- _QUOTED PASSAGE_:
- Born: Jean Louis Paul François de Noailles 26 October 1739
- Died: 20 October 1824 (aged 84)
- Spouses: ; Henriette Anne Louise d'Aguesseau ​ ​(m. 1755; died 1794)​ ; Baroness Wilhelmine Justine of Mosheim ​ ​(m. 1796)​
- Issue: Adrien Paul Louis Anne Jeanne Baptiste Louise Marie Adrienne, Marquise of La Fayette Françoise Antoinette Louise Anne Paule Dominique Angélique Françoise d'Assise Rosalie Louis Gabriel
- Father: Louis, 4th duc de Noailles
- Mother: Catherine Françoise Charlotte de Cossé-Brissac

= Jean de Noailles, 5th Duke of Noailles =

French nobleman and scientist (1739–1824)

Jean de Noailles, 5th Duke of Noailles (Jean Louis Paul François; 26 October 1739, Paris – 20 October 1824) was a French nobleman and scientist.

==Early life==
Jean-Louis-Paul-François de Noailles was the son of Catherine de Cossé-Brissac and Louis, 4th duc de Noailles, a Marshal of France in 1775. His father was a nephew of Marie Victoire de Noailles, daughter-in-law of Louis XIV, and his paternal grandmother, Françoise Charlotte d'Aubigné, was a niece of Madame de Maintenon.

He was in the army for a period. However, his eminence as a chemist gained him the election as a member of the Académie des sciences in 1777. He was also a Knight of Golden Fleece.

He became Duc d'Ayen in 1766 on his grandfather's death, and Duc de Noailles on his father's in 1793. Having emigrated in 1792, he lived in Switzerland until the Bourbon Restoration in 1814, when he took his seat as a Peer of France.

- _STATED TASK A_: Write out the passage of the Jean de Noailles biography that begins with the words containing "- Born: Jean" and ends with "and scientist (1739–1824)".
- _STATED TASK B_:
Answer these questions from the Jean de Noailles biography:
(i) In what year was he elected a member of the Académie des sciences?
(ii) In which country did he live after emigrating in 1792?
(iii) Whom did he marry in 1796?
- _STATED TASK C_: Extend the Jean de Noailles biography beyond its final sentence.

- _RECORDED DATA_:
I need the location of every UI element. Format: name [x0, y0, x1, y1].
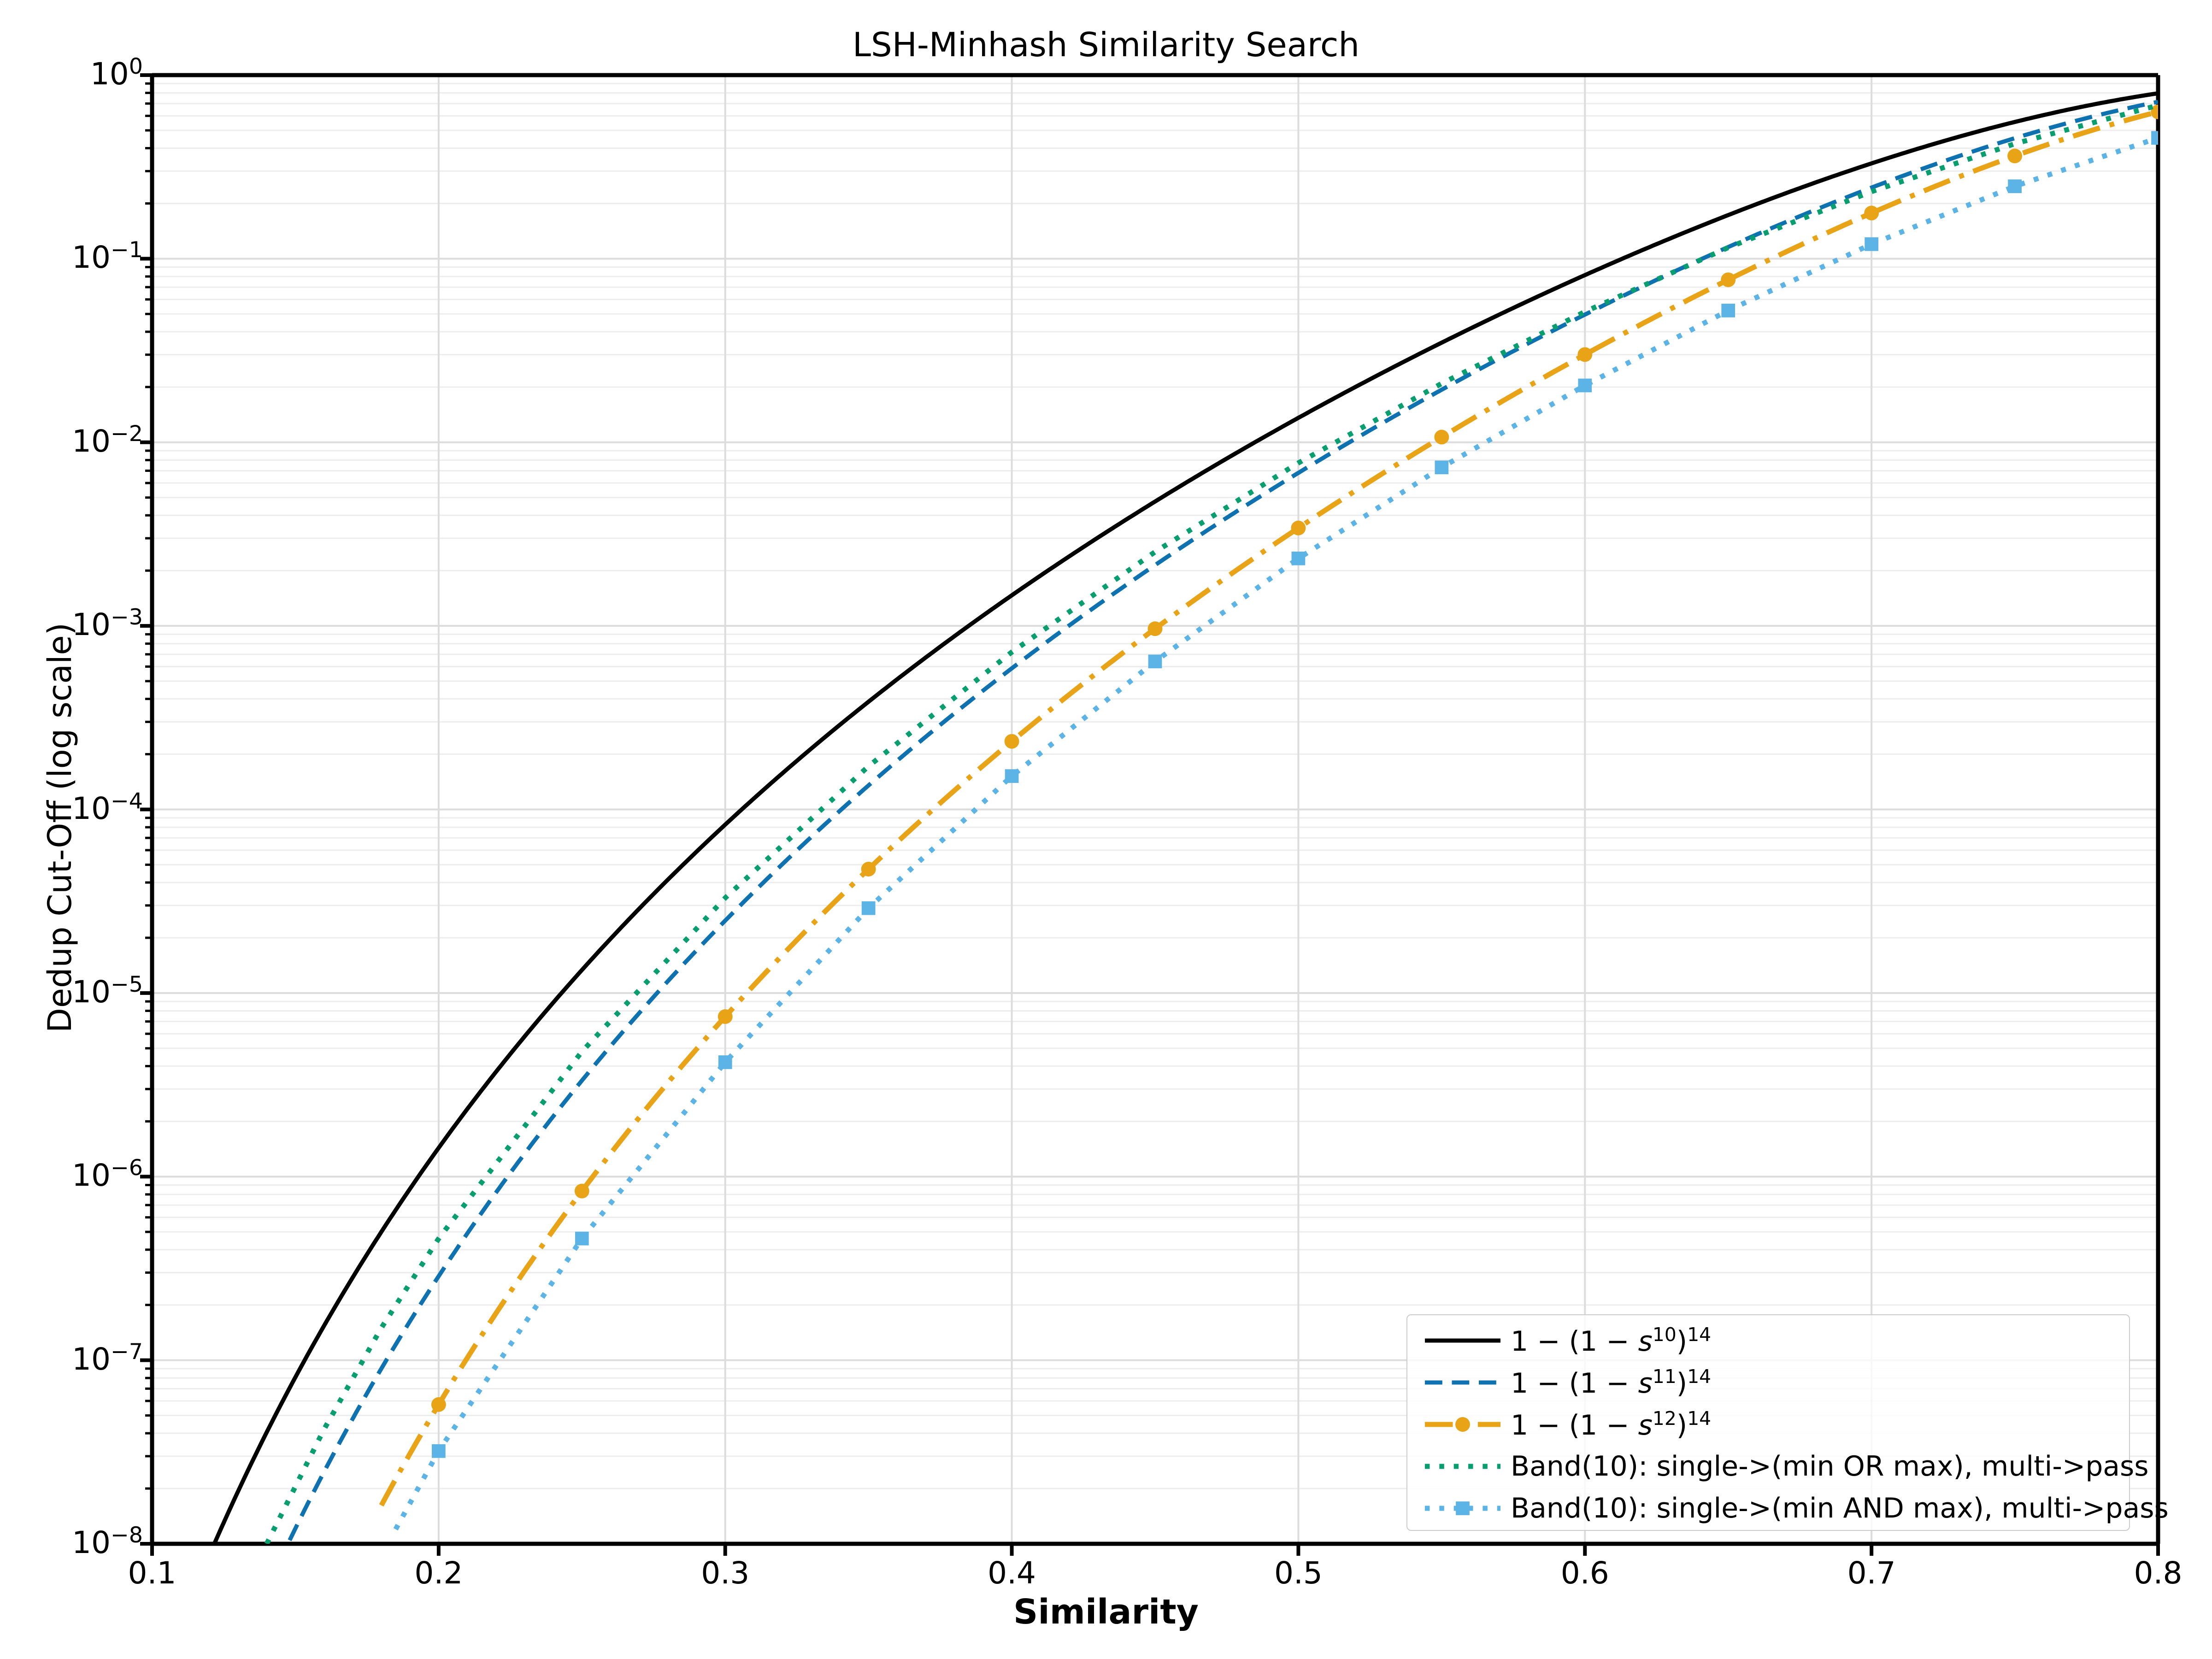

- _ANSWER A_:
- Born: Jean Louis Paul François de Noailles 26 October 1739
- Died: 20 October 1824 (aged 84)
- Spouses: ; Henriette Anne Louise d'Aguesseau ​ ​(m. 1755; died 1794)​ ; Baroness Wilhelmine Justine of Mosheim ​ ​(m. 1796)​
- Issue: Adrien Paul Louis Anne Jeanne Baptiste Louise Marie Adrienne, Marquise of La Fayette Françoise Antoinette Louise Anne Paule Dominique Angélique Françoise d'Assise Rosalie Louis Gabriel
- Father: Louis, 4th duc de Noailles
- Mother: Catherine Françoise Charlotte de Cossé-Brissac

= Jean de Noailles, 5th Duke of Noailles =

French nobleman and scientist (1739–1824)

- _ANSWER B_:
(i) 1777
(ii) Switzerland
(iii) Baroness Wilhelmine Justine of Mosheim

- _ANSWER C_:
==French Revolution==
As a member of the royal military the Duke was away from his estates during much of the French Revolution and was not present for the death of his father, upon which he became the Duc de Noailles. His absence spared him being arrested along with most of his relatives on orders of Robespierre in May 1794. On 22 July that year, his 70-year-old mother (the dowager Duchess Françoise de Noailles), his wife (the Duchess Anne-Louise-Henriette), their eldest daughter Louise (the Vicomte de Noaille, by virtue of marriage to her cousin Marc Antoine de Noaille), and their second daughter, Adrienne de La Fayette, were condemned to the guillotine. All were executed except for Adrienne, who was spared at the last moment due to intervention by the future American president, James Monroe (the then U.S. Minister to France), because of her husband's efforts for America during the American War for Independence) but only after her paternal grandmother, mother, and sister were beheaded within her sight. The Duke learned of their deaths weeks later. His family had lost many other members including two of his uncles (including Philippe de Noailles, duc de Mouchy) and numerous cousins and in-laws during the Revolution.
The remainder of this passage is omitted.